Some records
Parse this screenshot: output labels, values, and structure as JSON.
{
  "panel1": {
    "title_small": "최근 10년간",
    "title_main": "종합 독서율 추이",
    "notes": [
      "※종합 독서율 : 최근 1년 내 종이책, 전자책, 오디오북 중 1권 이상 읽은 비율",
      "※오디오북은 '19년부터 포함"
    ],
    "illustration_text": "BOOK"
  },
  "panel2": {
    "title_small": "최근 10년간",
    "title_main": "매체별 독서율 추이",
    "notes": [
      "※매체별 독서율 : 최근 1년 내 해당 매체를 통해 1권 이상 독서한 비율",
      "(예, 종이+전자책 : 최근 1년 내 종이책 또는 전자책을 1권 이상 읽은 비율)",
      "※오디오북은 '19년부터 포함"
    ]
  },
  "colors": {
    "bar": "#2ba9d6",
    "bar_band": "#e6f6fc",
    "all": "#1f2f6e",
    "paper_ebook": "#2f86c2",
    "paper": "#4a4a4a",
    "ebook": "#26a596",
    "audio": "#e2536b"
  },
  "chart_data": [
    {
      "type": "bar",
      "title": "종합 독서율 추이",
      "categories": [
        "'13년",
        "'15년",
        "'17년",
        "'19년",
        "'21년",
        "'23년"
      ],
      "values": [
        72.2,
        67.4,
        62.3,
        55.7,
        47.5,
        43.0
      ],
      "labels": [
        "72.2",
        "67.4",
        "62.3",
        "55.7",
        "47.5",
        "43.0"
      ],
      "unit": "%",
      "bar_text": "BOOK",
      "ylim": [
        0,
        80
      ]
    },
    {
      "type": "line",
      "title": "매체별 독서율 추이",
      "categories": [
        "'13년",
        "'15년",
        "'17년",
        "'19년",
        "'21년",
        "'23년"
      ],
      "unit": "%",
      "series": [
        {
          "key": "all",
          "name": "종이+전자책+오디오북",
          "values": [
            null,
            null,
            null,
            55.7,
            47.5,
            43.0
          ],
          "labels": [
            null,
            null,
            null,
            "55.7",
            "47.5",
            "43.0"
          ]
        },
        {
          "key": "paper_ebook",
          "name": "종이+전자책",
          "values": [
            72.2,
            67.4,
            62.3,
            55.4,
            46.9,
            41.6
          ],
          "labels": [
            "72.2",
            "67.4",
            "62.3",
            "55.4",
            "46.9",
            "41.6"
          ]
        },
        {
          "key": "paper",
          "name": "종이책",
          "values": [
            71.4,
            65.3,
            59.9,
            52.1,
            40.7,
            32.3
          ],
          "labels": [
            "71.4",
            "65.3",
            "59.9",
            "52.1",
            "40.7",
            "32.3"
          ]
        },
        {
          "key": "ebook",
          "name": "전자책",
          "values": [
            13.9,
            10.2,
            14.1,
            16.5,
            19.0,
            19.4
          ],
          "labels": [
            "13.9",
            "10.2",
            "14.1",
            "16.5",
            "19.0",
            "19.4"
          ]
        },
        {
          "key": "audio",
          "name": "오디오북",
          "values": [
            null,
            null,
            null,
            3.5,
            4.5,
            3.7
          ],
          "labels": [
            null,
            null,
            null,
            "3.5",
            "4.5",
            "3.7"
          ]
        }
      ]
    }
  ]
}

...

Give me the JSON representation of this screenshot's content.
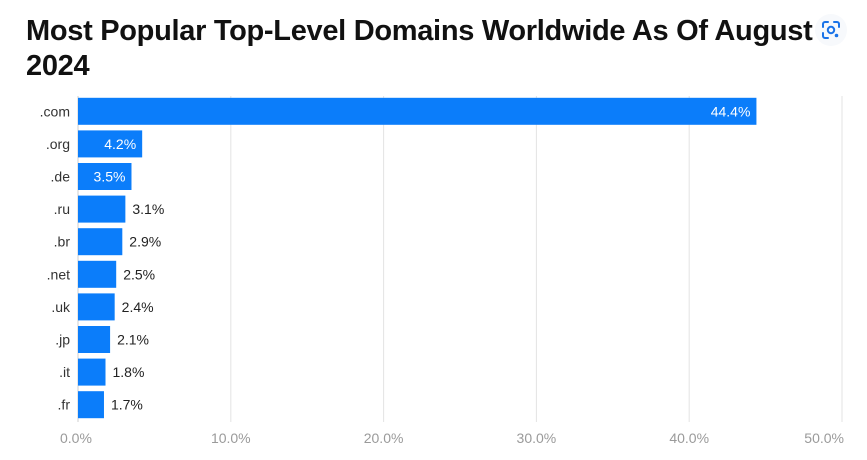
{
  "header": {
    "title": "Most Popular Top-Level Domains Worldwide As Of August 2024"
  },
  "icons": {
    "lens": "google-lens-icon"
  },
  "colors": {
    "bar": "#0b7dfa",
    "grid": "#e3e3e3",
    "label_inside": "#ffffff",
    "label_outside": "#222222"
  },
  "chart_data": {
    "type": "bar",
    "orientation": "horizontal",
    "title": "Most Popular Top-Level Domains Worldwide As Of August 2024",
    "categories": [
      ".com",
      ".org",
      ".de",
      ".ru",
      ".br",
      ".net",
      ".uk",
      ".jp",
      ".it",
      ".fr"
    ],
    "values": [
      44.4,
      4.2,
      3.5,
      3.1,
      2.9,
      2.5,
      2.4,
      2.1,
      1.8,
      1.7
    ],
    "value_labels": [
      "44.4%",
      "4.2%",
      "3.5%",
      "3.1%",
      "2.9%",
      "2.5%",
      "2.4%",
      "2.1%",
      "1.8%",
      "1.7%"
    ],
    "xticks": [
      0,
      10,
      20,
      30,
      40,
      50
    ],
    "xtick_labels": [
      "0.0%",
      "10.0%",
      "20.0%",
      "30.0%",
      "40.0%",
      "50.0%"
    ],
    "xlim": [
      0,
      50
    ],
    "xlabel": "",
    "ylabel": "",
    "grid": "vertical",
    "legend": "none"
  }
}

→ Given problem
Identify each line of the material where the word "Domains" shows up, and copy it.

→ Solution for this exercise
    "title": "Most Popular Top-Level Domains Worldwide As Of August 2024"
    "title": "Most Popular Top-Level Domains Worldwide As Of August 2024",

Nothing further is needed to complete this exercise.